■ PROBLEM DESCRIPTION:
Could you give the rows below again with every "legend-swatch-icon" switched to "legend-marker" and everything else left unchanged?

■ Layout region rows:
────────────────────

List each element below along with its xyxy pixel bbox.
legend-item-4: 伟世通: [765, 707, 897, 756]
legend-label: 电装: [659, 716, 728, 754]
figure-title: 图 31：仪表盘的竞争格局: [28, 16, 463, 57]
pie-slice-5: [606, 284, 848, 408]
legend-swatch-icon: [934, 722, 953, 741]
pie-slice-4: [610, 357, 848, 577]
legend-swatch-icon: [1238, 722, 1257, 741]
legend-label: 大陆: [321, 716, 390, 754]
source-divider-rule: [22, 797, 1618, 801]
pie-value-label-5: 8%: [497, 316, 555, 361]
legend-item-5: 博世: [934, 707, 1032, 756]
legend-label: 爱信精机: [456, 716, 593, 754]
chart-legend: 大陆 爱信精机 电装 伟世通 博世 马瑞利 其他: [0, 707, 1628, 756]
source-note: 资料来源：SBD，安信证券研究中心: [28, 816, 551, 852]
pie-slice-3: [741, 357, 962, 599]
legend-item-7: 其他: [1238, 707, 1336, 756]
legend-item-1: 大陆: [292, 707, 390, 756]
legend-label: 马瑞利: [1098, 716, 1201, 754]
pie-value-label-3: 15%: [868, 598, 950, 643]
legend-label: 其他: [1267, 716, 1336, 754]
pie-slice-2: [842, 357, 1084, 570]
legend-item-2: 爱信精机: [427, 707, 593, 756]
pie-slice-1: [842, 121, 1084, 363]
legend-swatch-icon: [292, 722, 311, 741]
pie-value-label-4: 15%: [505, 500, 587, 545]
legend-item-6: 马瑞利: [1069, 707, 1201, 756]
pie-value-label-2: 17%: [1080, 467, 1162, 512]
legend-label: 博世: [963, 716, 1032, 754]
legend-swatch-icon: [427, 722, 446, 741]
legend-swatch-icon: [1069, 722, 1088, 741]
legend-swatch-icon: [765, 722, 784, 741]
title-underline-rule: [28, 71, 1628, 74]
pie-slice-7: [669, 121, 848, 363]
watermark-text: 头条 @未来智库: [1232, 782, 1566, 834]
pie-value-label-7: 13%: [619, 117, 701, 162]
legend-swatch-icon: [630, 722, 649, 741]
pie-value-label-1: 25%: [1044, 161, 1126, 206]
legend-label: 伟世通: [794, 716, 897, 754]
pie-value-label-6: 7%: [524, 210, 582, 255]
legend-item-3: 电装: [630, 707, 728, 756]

────────────────────

■ TASK RESPONSE:
List each element below along with its xyxy pixel bbox.
legend-item-4: 伟世通: [765, 707, 897, 756]
legend-label: 电装: [659, 716, 728, 754]
figure-title: 图 31：仪表盘的竞争格局: [28, 16, 463, 57]
pie-slice-5: [606, 284, 848, 408]
legend-marker: [934, 722, 953, 741]
pie-slice-4: [610, 357, 848, 577]
legend-marker: [1238, 722, 1257, 741]
legend-label: 大陆: [321, 716, 390, 754]
source-divider-rule: [22, 797, 1618, 801]
pie-value-label-5: 8%: [497, 316, 555, 361]
legend-item-5: 博世: [934, 707, 1032, 756]
legend-label: 爱信精机: [456, 716, 593, 754]
chart-legend: 大陆 爱信精机 电装 伟世通 博世 马瑞利 其他: [0, 707, 1628, 756]
source-note: 资料来源：SBD，安信证券研究中心: [28, 816, 551, 852]
pie-slice-3: [741, 357, 962, 599]
legend-item-7: 其他: [1238, 707, 1336, 756]
legend-item-1: 大陆: [292, 707, 390, 756]
legend-label: 马瑞利: [1098, 716, 1201, 754]
pie-value-label-3: 15%: [868, 598, 950, 643]
legend-label: 其他: [1267, 716, 1336, 754]
pie-slice-2: [842, 357, 1084, 570]
legend-item-2: 爱信精机: [427, 707, 593, 756]
pie-slice-1: [842, 121, 1084, 363]
legend-marker: [292, 722, 311, 741]
pie-value-label-4: 15%: [505, 500, 587, 545]
legend-item-6: 马瑞利: [1069, 707, 1201, 756]
pie-value-label-2: 17%: [1080, 467, 1162, 512]
legend-label: 博世: [963, 716, 1032, 754]
legend-marker: [427, 722, 446, 741]
legend-marker: [1069, 722, 1088, 741]
legend-marker: [765, 722, 784, 741]
title-underline-rule: [28, 71, 1628, 74]
pie-slice-7: [669, 121, 848, 363]
watermark-text: 头条 @未来智库: [1232, 782, 1566, 834]
pie-value-label-7: 13%: [619, 117, 701, 162]
legend-marker: [630, 722, 649, 741]
pie-value-label-1: 25%: [1044, 161, 1126, 206]
legend-label: 伟世通: [794, 716, 897, 754]
pie-value-label-6: 7%: [524, 210, 582, 255]
legend-item-3: 电装: [630, 707, 728, 756]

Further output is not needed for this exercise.